Your task:
Lines containing the word "Description" are to be located and copied.

Recorded data:
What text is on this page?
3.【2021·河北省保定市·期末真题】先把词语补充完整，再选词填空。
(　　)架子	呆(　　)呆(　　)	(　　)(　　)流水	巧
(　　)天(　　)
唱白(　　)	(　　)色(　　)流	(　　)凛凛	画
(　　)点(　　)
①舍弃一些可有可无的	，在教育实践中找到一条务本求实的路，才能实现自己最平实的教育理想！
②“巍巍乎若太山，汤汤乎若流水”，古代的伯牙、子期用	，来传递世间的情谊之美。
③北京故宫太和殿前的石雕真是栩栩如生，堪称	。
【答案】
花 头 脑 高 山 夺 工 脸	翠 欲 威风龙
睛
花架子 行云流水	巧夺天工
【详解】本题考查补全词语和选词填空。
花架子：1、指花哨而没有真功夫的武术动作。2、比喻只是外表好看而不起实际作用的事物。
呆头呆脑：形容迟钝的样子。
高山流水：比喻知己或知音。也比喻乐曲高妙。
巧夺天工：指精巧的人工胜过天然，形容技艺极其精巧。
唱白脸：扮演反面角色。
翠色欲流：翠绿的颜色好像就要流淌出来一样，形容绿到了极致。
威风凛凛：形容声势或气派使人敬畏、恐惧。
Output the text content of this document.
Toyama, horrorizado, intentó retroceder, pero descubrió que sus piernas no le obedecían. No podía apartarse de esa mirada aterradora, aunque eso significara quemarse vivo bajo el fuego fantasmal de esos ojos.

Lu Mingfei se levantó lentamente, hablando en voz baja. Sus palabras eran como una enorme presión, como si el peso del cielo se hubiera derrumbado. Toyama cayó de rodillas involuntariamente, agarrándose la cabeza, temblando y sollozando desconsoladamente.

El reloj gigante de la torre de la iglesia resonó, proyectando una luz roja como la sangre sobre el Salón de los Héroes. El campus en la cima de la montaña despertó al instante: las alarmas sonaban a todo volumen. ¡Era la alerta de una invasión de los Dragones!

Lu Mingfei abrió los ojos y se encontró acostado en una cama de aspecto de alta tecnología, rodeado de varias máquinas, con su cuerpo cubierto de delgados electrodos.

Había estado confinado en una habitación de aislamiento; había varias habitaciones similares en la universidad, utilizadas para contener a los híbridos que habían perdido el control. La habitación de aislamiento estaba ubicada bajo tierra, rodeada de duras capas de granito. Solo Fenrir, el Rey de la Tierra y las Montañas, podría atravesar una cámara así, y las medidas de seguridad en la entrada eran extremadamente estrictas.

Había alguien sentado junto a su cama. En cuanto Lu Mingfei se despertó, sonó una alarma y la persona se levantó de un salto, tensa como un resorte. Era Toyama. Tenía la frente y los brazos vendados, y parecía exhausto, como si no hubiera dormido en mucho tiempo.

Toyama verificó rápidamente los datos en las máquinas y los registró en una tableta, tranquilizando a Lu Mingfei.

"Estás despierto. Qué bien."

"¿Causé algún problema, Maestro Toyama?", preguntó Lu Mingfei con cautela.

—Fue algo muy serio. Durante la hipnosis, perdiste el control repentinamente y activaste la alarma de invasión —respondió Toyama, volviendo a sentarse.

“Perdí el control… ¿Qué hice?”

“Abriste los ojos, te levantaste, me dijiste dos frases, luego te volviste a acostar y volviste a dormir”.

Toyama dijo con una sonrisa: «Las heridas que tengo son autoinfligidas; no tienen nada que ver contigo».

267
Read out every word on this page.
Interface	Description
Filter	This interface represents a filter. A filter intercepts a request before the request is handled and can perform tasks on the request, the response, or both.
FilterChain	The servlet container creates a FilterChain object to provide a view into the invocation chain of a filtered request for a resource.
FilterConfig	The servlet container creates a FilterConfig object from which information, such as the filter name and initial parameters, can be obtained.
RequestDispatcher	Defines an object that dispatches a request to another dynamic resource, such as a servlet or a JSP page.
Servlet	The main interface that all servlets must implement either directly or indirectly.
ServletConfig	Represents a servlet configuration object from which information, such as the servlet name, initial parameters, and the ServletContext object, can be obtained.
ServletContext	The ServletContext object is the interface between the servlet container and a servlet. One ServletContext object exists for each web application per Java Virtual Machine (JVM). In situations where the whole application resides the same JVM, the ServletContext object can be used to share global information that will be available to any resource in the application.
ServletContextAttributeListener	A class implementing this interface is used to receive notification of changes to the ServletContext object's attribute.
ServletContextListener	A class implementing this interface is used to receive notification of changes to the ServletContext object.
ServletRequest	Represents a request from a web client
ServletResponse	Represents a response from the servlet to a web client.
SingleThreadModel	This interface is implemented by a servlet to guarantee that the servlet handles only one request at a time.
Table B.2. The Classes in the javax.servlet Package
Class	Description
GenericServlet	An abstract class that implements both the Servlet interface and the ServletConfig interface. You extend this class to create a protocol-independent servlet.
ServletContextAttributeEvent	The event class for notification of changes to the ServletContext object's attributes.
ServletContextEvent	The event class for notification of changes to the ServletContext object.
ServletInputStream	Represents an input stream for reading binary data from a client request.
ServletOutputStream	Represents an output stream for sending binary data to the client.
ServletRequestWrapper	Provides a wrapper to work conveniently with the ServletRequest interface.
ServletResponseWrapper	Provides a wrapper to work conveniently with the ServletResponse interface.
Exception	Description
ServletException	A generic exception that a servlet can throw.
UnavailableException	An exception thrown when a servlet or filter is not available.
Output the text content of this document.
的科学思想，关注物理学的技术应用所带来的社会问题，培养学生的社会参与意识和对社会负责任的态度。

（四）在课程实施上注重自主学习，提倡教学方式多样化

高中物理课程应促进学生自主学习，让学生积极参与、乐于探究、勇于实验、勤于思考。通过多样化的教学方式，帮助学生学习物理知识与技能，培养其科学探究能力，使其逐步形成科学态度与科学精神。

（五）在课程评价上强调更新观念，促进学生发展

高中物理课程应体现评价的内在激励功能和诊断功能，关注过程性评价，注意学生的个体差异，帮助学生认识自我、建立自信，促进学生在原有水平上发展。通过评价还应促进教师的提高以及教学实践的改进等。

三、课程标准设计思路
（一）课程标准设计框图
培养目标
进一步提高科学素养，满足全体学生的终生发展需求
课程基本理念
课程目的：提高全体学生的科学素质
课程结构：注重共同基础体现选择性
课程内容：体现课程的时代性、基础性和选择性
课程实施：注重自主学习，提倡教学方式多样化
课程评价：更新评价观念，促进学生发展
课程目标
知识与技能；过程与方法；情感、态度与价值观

Complete answer:
Interface	Description
Class	Description
Exception	Description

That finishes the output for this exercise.